**Task details:** Copy each line below that contains "Frau".

Items from a dataset:
________________________

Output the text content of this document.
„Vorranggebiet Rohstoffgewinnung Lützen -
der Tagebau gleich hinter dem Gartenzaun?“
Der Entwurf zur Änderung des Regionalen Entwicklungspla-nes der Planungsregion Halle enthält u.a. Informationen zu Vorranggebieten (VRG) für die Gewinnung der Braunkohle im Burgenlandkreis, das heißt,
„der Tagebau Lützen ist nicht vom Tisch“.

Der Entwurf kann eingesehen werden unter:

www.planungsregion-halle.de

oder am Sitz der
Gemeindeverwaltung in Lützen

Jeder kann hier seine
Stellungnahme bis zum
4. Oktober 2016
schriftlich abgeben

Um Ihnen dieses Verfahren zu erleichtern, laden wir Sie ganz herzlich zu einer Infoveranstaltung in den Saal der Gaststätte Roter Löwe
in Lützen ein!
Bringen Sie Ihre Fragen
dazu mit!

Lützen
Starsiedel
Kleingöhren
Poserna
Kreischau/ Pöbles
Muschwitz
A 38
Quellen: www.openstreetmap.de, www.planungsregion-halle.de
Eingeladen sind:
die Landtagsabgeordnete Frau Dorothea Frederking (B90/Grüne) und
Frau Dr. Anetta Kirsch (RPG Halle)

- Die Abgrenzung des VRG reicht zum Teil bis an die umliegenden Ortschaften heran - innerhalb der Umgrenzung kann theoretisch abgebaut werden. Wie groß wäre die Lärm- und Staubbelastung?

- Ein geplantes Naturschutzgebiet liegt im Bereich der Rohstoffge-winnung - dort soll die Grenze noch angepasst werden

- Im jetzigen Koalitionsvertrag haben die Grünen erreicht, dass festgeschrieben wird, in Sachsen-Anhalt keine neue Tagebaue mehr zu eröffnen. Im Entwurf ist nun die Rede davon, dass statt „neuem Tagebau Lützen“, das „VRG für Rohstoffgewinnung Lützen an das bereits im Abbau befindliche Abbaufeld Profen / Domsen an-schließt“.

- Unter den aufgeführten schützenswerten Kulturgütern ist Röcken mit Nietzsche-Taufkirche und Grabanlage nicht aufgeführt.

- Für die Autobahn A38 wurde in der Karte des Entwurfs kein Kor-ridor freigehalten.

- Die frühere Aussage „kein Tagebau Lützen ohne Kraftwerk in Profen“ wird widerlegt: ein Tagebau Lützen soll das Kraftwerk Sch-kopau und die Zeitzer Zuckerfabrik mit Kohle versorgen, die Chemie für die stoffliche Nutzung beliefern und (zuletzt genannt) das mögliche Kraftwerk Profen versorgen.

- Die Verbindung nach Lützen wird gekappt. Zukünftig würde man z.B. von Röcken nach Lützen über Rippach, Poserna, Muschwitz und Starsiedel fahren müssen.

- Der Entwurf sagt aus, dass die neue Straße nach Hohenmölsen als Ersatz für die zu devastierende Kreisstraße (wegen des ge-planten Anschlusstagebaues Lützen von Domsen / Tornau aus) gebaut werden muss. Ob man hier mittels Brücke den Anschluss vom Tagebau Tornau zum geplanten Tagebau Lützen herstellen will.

________________________

**Task answer:**
die Landtagsabgeordnete Frau Dorothea Frederking (B90/Grüne) und
Frau Dr. Anetta Kirsch (RPG Halle)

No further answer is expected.